* [Problem details] Identify every line in the records below that contains the word "reaktivlik", and copy each of those lines.

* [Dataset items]
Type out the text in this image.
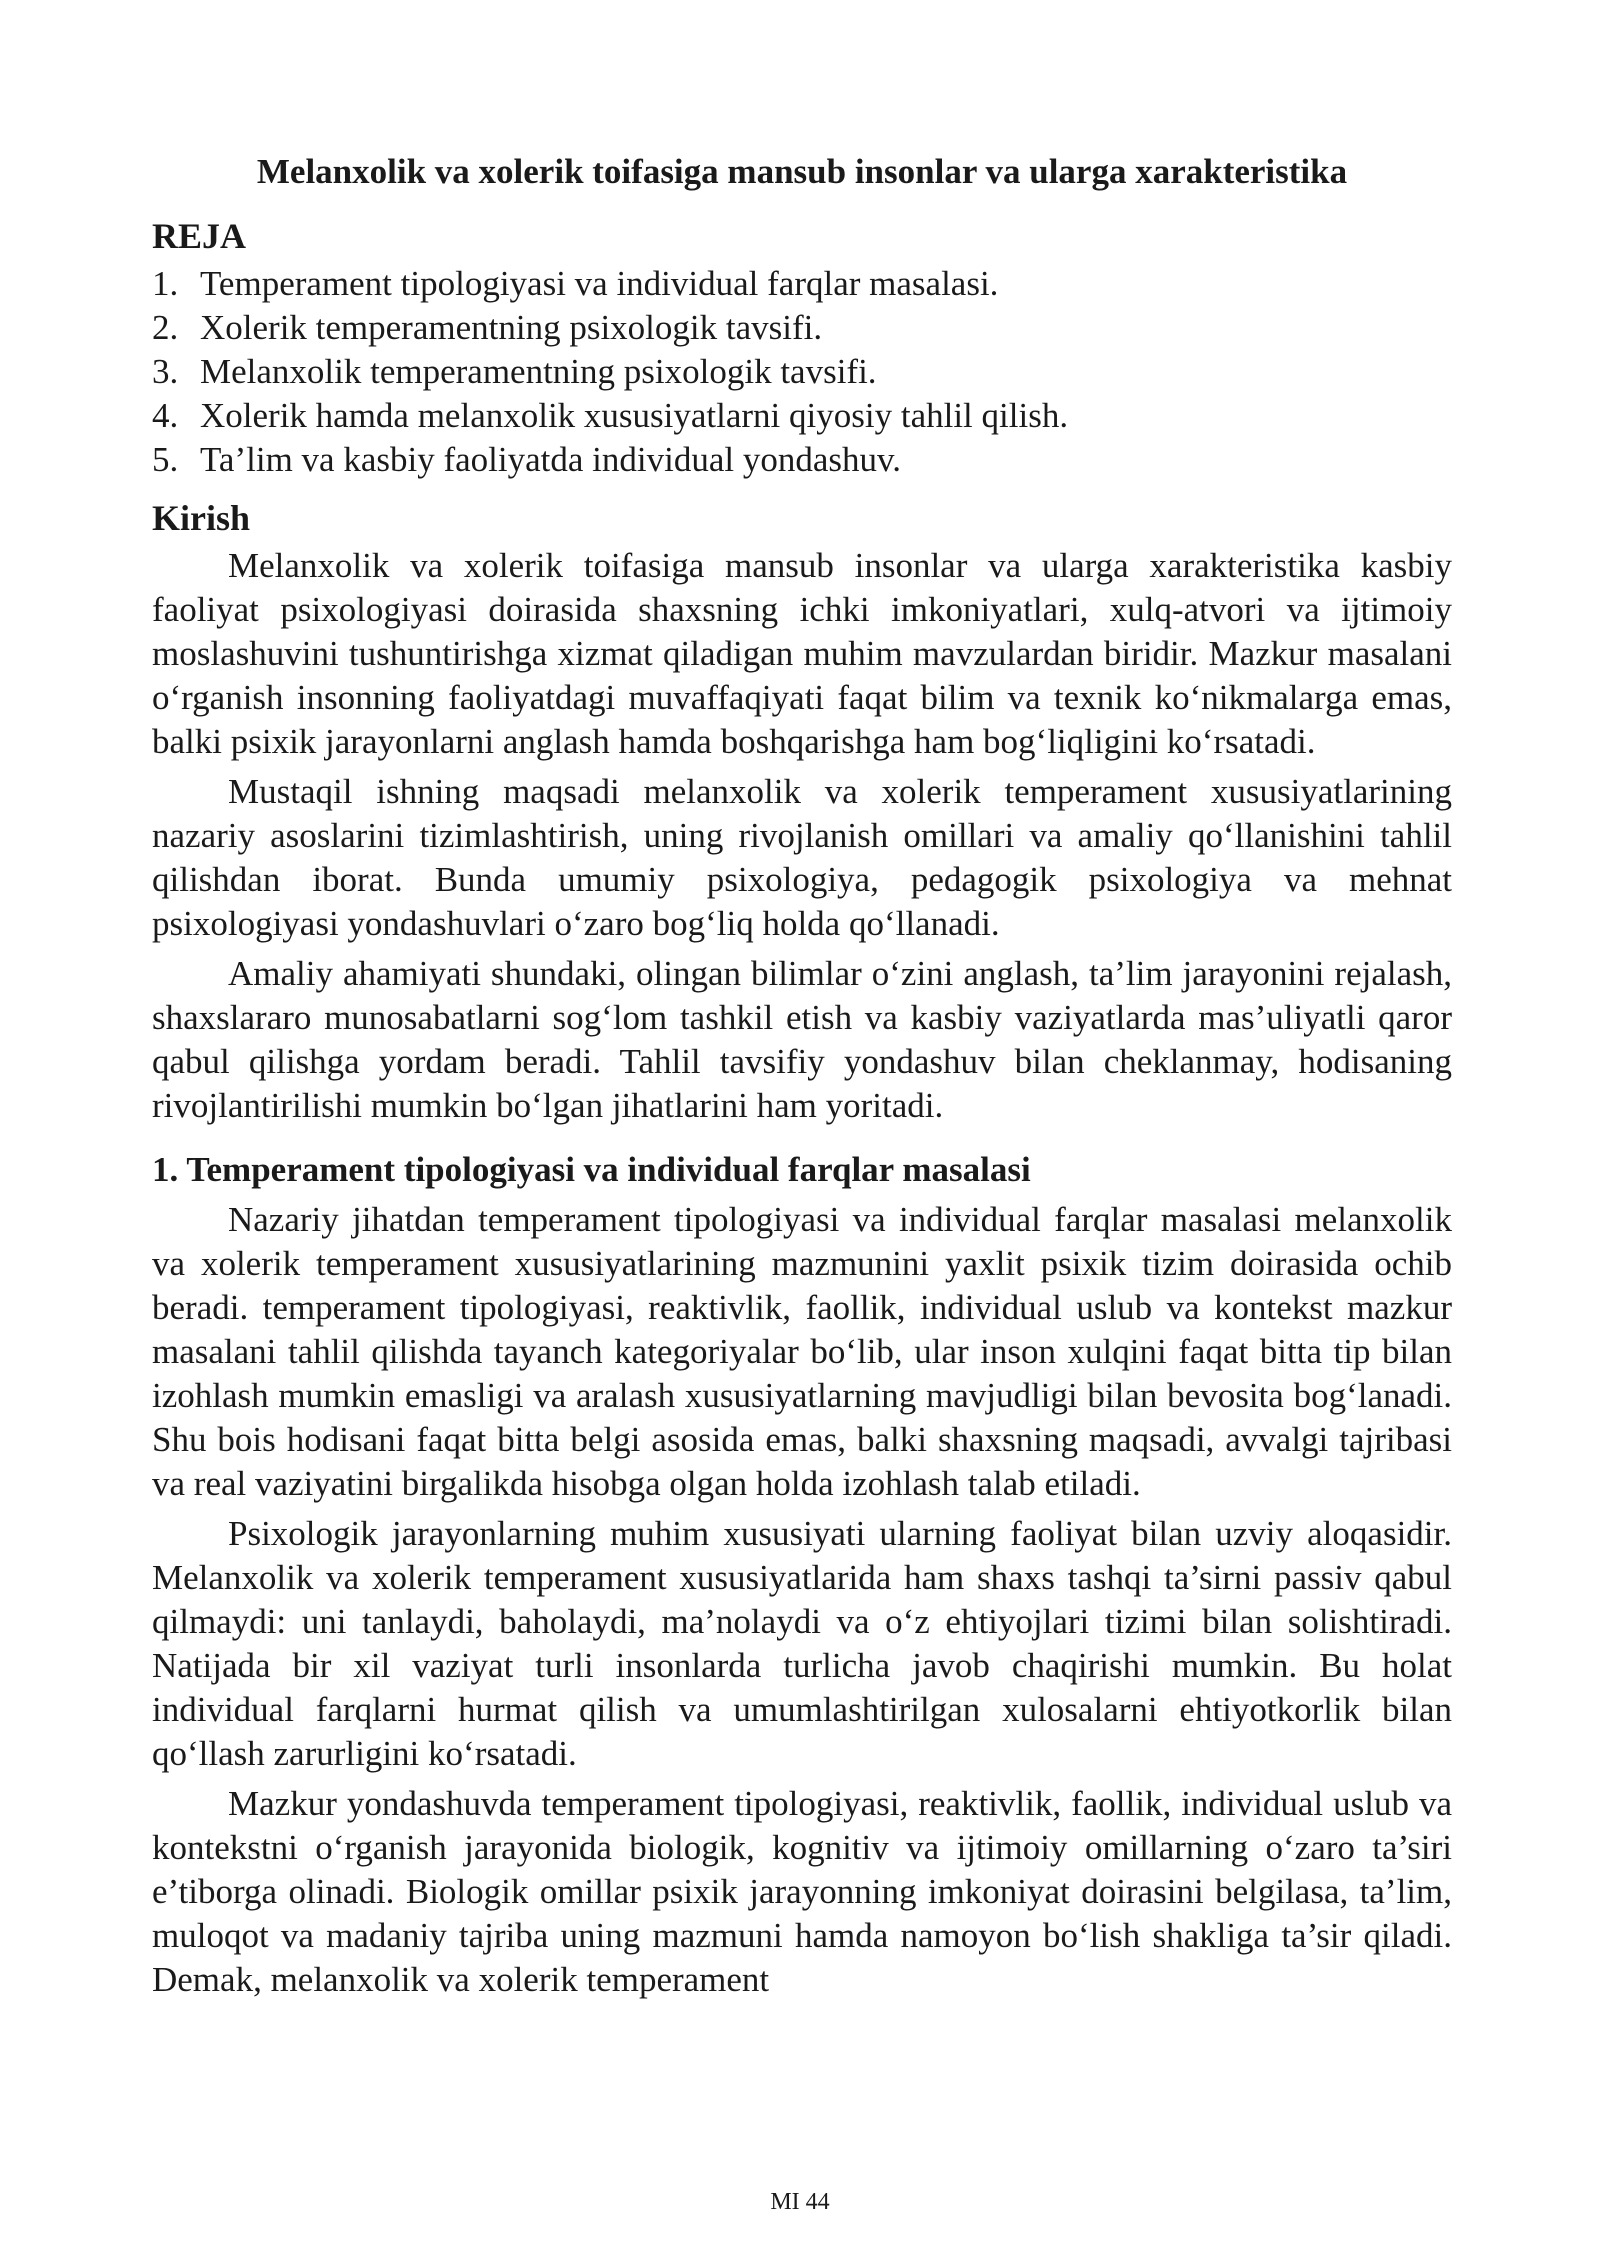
Melanxolik va xolerik toifasiga mansub insonlar va ularga xarakteristika
REJA
1. Temperament tipologiyasi va individual farqlar masalasi.
2. Xolerik temperamentning psixologik tavsifi.
3. Melanxolik temperamentning psixologik tavsifi.
4. Xolerik hamda melanxolik xususiyatlarni qiyosiy tahlil qilish.
5. Ta’lim va kasbiy faoliyatda individual yondashuv.
Kirish

Melanxolik va xolerik toifasiga mansub insonlar va ularga xarakteristika kasbiy faoliyat psixologiyasi doirasida shaxsning ichki imkoniyatlari, xulq-atvori va ijtimoiy moslashuvini tushuntirishga xizmat qiladigan muhim mavzulardan biridir. Mazkur masalani o‘rganish insonning faoliyatdagi muvaffaqiyati faqat bilim va texnik ko‘nikmalarga emas, balki psixik jarayonlarni anglash hamda boshqarishga ham bog‘liqligini ko‘rsatadi.

Mustaqil ishning maqsadi melanxolik va xolerik temperament xususiyatlarining nazariy asoslarini tizimlashtirish, uning rivojlanish omillari va amaliy qo‘llanishini tahlil qilishdan iborat. Bunda umumiy psixologiya, pedagogik psixologiya va mehnat psixologiyasi yondashuvlari o‘zaro bog‘liq holda qo‘llanadi.

Amaliy ahamiyati shundaki, olingan bilimlar o‘zini anglash, ta’lim jarayonini rejalash, shaxslararo munosabatlarni sog‘lom tashkil etish va kasbiy vaziyatlarda mas’uliyatli qaror qabul qilishga yordam beradi. Tahlil tavsifiy yondashuv bilan cheklanmay, hodisaning rivojlantirilishi mumkin bo‘lgan jihatlarini ham yoritadi.

1. Temperament tipologiyasi va individual farqlar masalasi

Nazariy jihatdan temperament tipologiyasi va individual farqlar masalasi melanxolik va xolerik temperament xususiyatlarining mazmunini yaxlit psixik tizim doirasida ochib beradi. temperament tipologiyasi, reaktivlik, faollik, individual uslub va kontekst mazkur masalani tahlil qilishda tayanch kategoriyalar bo‘lib, ular inson xulqini faqat bitta tip bilan izohlash mumkin emasligi va aralash xususiyatlarning mavjudligi bilan bevosita bog‘lanadi. Shu bois hodisani faqat bitta belgi asosida emas, balki shaxsning maqsadi, avvalgi tajribasi va real vaziyatini birgalikda hisobga olgan holda izohlash talab etiladi.

Psixologik jarayonlarning muhim xususiyati ularning faoliyat bilan uzviy aloqasidir. Melanxolik va xolerik temperament xususiyatlarida ham shaxs tashqi ta’sirni passiv qabul qilmaydi: uni tanlaydi, baholaydi, ma’nolaydi va o‘z ehtiyojlari tizimi bilan solishtiradi. Natijada bir xil vaziyat turli insonlarda turlicha javob chaqirishi mumkin. Bu holat individual farqlarni hurmat qilish va umumlashtirilgan xulosalarni ehtiyotkorlik bilan qo‘llash zarurligini ko‘rsatadi.

Mazkur yondashuvda temperament tipologiyasi, reaktivlik, faollik, individual uslub va kontekstni o‘rganish jarayonida biologik, kognitiv va ijtimoiy omillarning o‘zaro ta’siri e’tiborga olinadi. Biologik omillar psixik jarayonning imkoniyat doirasini belgilasa, ta’lim, muloqot va madaniy tajriba uning mazmuni hamda namoyon bo‘lish shakliga ta’sir qiladi. Demak, melanxolik va xolerik temperament

MI 44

* [Answer to this exercise]
Nazariy jihatdan temperament tipologiyasi va individual farqlar masalasi melanxolik va xolerik temperament xususiyatlarining mazmunini yaxlit psixik tizim doirasida ochib beradi. temperament tipologiyasi, reaktivlik, faollik, individual uslub va kontekst mazkur masalani tahlil qilishda tayanch kategoriyalar bo‘lib, ular inson xulqini faqat bitta tip bilan izohlash mumkin emasligi va aralash xususiyatlarning mavjudligi bilan bevosita bog‘lanadi. Shu bois hodisani faqat bitta belgi asosida emas, balki shaxsning maqsadi, avvalgi tajribasi va real vaziyatini birgalikda hisobga olgan holda izohlash talab etiladi.
Mazkur yondashuvda temperament tipologiyasi, reaktivlik, faollik, individual uslub va kontekstni o‘rganish jarayonida biologik, kognitiv va ijtimoiy omillarning o‘zaro ta’siri e’tiborga olinadi. Biologik omillar psixik jarayonning imkoniyat doirasini belgilasa, ta’lim, muloqot va madaniy tajriba uning mazmuni hamda namoyon bo‘lish shakliga ta’sir qiladi. Demak, melanxolik va xolerik temperament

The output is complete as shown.